● **MATERIAL FOR THIS EXERCISE**
--

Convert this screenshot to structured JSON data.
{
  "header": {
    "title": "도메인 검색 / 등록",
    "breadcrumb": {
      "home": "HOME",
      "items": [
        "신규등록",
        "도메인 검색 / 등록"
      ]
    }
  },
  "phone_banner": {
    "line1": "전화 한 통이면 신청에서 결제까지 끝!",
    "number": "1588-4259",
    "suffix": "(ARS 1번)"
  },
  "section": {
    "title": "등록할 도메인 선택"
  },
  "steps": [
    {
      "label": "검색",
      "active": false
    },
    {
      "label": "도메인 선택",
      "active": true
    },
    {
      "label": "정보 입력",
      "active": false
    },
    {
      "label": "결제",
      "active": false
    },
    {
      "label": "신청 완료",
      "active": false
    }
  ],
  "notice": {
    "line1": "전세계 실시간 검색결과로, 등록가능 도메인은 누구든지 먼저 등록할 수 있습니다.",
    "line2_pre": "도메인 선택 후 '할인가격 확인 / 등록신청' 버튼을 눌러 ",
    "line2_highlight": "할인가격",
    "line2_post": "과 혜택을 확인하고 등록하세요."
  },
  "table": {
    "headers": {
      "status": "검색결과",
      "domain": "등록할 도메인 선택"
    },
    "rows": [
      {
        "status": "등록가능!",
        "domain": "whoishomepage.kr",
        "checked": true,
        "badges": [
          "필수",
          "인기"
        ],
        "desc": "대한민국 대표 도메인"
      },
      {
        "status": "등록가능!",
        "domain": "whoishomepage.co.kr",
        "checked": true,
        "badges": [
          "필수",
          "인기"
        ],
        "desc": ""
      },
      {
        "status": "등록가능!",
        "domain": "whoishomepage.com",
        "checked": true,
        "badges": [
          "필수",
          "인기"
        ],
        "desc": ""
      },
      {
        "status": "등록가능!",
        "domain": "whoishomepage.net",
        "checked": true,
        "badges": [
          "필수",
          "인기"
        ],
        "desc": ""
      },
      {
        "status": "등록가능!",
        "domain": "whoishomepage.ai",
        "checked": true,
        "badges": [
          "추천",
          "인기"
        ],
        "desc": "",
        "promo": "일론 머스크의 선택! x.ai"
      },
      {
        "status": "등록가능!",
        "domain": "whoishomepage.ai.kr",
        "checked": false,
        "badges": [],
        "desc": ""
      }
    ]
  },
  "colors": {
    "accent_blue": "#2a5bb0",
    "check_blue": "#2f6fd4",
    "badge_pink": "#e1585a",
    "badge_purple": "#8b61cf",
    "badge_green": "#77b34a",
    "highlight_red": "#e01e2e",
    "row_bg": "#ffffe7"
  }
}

--

● **TASK DESCRIPTION**
All of the data must be returned exactly.

● **REPLY**
Convert this screenshot to structured JSON data.
{
  "header": {
    "title": "도메인 검색 / 등록",
    "breadcrumb": {
      "home": "HOME",
      "items": [
        "신규등록",
        "도메인 검색 / 등록"
      ]
    }
  },
  "phone_banner": {
    "line1": "전화 한 통이면 신청에서 결제까지 끝!",
    "number": "1588-4259",
    "suffix": "(ARS 1번)"
  },
  "section": {
    "title": "등록할 도메인 선택"
  },
  "steps": [
    {
      "label": "검색",
      "active": false
    },
    {
      "label": "도메인 선택",
      "active": true
    },
    {
      "label": "정보 입력",
      "active": false
    },
    {
      "label": "결제",
      "active": false
    },
    {
      "label": "신청 완료",
      "active": false
    }
  ],
  "notice": {
    "line1": "전세계 실시간 검색결과로, 등록가능 도메인은 누구든지 먼저 등록할 수 있습니다.",
    "line2_pre": "도메인 선택 후 '할인가격 확인 / 등록신청' 버튼을 눌러 ",
    "line2_highlight": "할인가격",
    "line2_post": "과 혜택을 확인하고 등록하세요."
  },
  "table": {
    "headers": {
      "status": "검색결과",
      "domain": "등록할 도메인 선택"
    },
    "rows": [
      {
        "status": "등록가능!",
        "domain": "whoishomepage.kr",
        "checked": true,
        "badges": [
          "필수",
          "인기"
        ],
        "desc": "대한민국 대표 도메인"
      },
      {
        "status": "등록가능!",
        "domain": "whoishomepage.co.kr",
        "checked": true,
        "badges": [
          "필수",
          "인기"
        ],
        "desc": ""
      },
      {
        "status": "등록가능!",
        "domain": "whoishomepage.com",
        "checked": true,
        "badges": [
          "필수",
          "인기"
        ],
        "desc": ""
      },
      {
        "status": "등록가능!",
        "domain": "whoishomepage.net",
        "checked": true,
        "badges": [
          "필수",
          "인기"
        ],
        "desc": ""
      },
      {
        "status": "등록가능!",
        "domain": "whoishomepage.ai",
        "checked": true,
        "badges": [
          "추천",
          "인기"
        ],
        "desc": "",
        "promo": "일론 머스크의 선택! x.ai"
      },
      {
        "status": "등록가능!",
        "domain": "whoishomepage.ai.kr",
        "checked": false,
        "badges": [],
        "desc": ""
      }
    ]
  },
  "colors": {
    "accent_blue": "#2a5bb0",
    "check_blue": "#2f6fd4",
    "badge_pink": "#e1585a",
    "badge_purple": "#8b61cf",
    "badge_green": "#77b34a",
    "highlight_red": "#e01e2e",
    "row_bg": "#ffffe7"
  }
}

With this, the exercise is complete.